Source records
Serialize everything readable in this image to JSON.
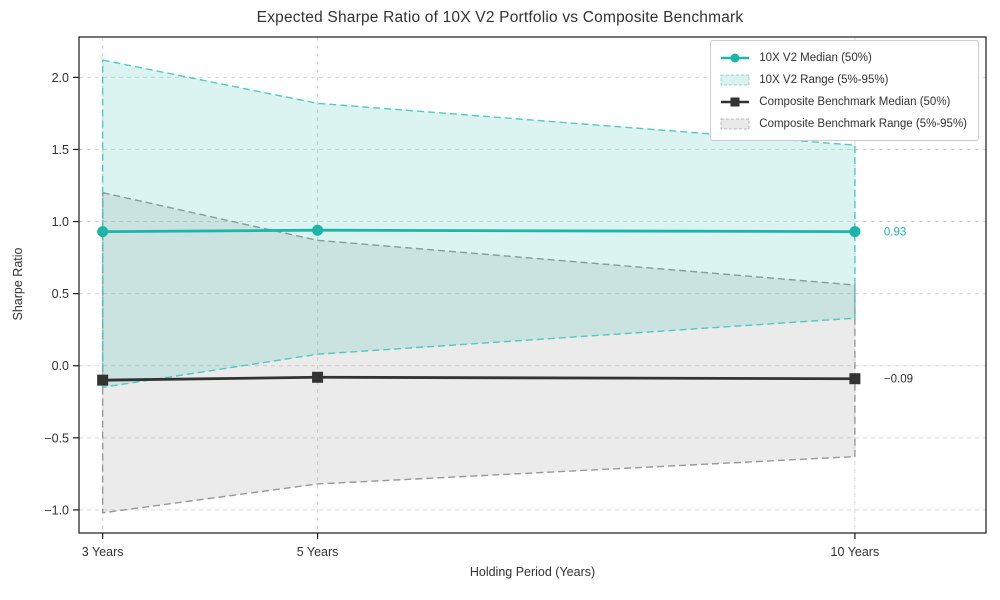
{
  "chart_data": {
    "type": "line",
    "title": "Expected Sharpe Ratio of 10X V2 Portfolio vs Composite Benchmark",
    "xlabel": "Holding Period (Years)",
    "ylabel": "Sharpe Ratio",
    "x": [
      3,
      5,
      10
    ],
    "x_tick_labels": [
      "3 Years",
      "5 Years",
      "10 Years"
    ],
    "yticks": [
      -1.0,
      -0.5,
      0.0,
      0.5,
      1.0,
      1.5,
      2.0
    ],
    "ytick_labels": [
      "−1.0",
      "−0.5",
      "0.0",
      "0.5",
      "1.0",
      "1.5",
      "2.0"
    ],
    "xlim": [
      2.78,
      11.22
    ],
    "ylim": [
      -1.16,
      2.28
    ],
    "grid": true,
    "legend_position": "upper right",
    "series": [
      {
        "name": "10X V2 Median (50%)",
        "kind": "line",
        "marker": "circle",
        "color": "#1db4aa",
        "values": [
          0.93,
          0.94,
          0.93
        ],
        "end_label": "0.93"
      },
      {
        "name": "10X V2 Range (5%-95%)",
        "kind": "band",
        "color": "#1db4aa",
        "edge_color": "#3ec6bc",
        "fill_opacity": 0.16,
        "legend_swatch": "#daf1ef",
        "lower": [
          -0.15,
          0.08,
          0.33
        ],
        "upper": [
          2.12,
          1.82,
          1.53
        ]
      },
      {
        "name": "Composite Benchmark Median (50%)",
        "kind": "line",
        "marker": "square",
        "color": "#333333",
        "values": [
          -0.1,
          -0.08,
          -0.09
        ],
        "end_label": "−0.09"
      },
      {
        "name": "Composite Benchmark Range (5%-95%)",
        "kind": "band",
        "color": "#777777",
        "edge_color": "#8e8e8e",
        "fill_opacity": 0.15,
        "legend_swatch": "#e9e9e9",
        "lower": [
          -1.02,
          -0.82,
          -0.63
        ],
        "upper": [
          1.2,
          0.87,
          0.56
        ]
      }
    ],
    "colors": {
      "grid": "#d8d8d8",
      "spine": "#1a1a1a",
      "portfolio": "#1db4aa",
      "benchmark": "#333333"
    }
  }
}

THE PROBLEM => In your copy, repeat each record exactly and include no pictures.

WRITTEN SOLUTION =>
Serialize everything readable in this image to JSON.
{
  "chart_data": {
    "type": "line",
    "title": "Expected Sharpe Ratio of 10X V2 Portfolio vs Composite Benchmark",
    "xlabel": "Holding Period (Years)",
    "ylabel": "Sharpe Ratio",
    "x": [
      3,
      5,
      10
    ],
    "x_tick_labels": [
      "3 Years",
      "5 Years",
      "10 Years"
    ],
    "yticks": [
      -1.0,
      -0.5,
      0.0,
      0.5,
      1.0,
      1.5,
      2.0
    ],
    "ytick_labels": [
      "−1.0",
      "−0.5",
      "0.0",
      "0.5",
      "1.0",
      "1.5",
      "2.0"
    ],
    "xlim": [
      2.78,
      11.22
    ],
    "ylim": [
      -1.16,
      2.28
    ],
    "grid": true,
    "legend_position": "upper right",
    "series": [
      {
        "name": "10X V2 Median (50%)",
        "kind": "line",
        "marker": "circle",
        "color": "#1db4aa",
        "values": [
          0.93,
          0.94,
          0.93
        ],
        "end_label": "0.93"
      },
      {
        "name": "10X V2 Range (5%-95%)",
        "kind": "band",
        "color": "#1db4aa",
        "edge_color": "#3ec6bc",
        "fill_opacity": 0.16,
        "legend_swatch": "#daf1ef",
        "lower": [
          -0.15,
          0.08,
          0.33
        ],
        "upper": [
          2.12,
          1.82,
          1.53
        ]
      },
      {
        "name": "Composite Benchmark Median (50%)",
        "kind": "line",
        "marker": "square",
        "color": "#333333",
        "values": [
          -0.1,
          -0.08,
          -0.09
        ],
        "end_label": "−0.09"
      },
      {
        "name": "Composite Benchmark Range (5%-95%)",
        "kind": "band",
        "color": "#777777",
        "edge_color": "#8e8e8e",
        "fill_opacity": 0.15,
        "legend_swatch": "#e9e9e9",
        "lower": [
          -1.02,
          -0.82,
          -0.63
        ],
        "upper": [
          1.2,
          0.87,
          0.56
        ]
      }
    ],
    "colors": {
      "grid": "#d8d8d8",
      "spine": "#1a1a1a",
      "portfolio": "#1db4aa",
      "benchmark": "#333333"
    }
  }
}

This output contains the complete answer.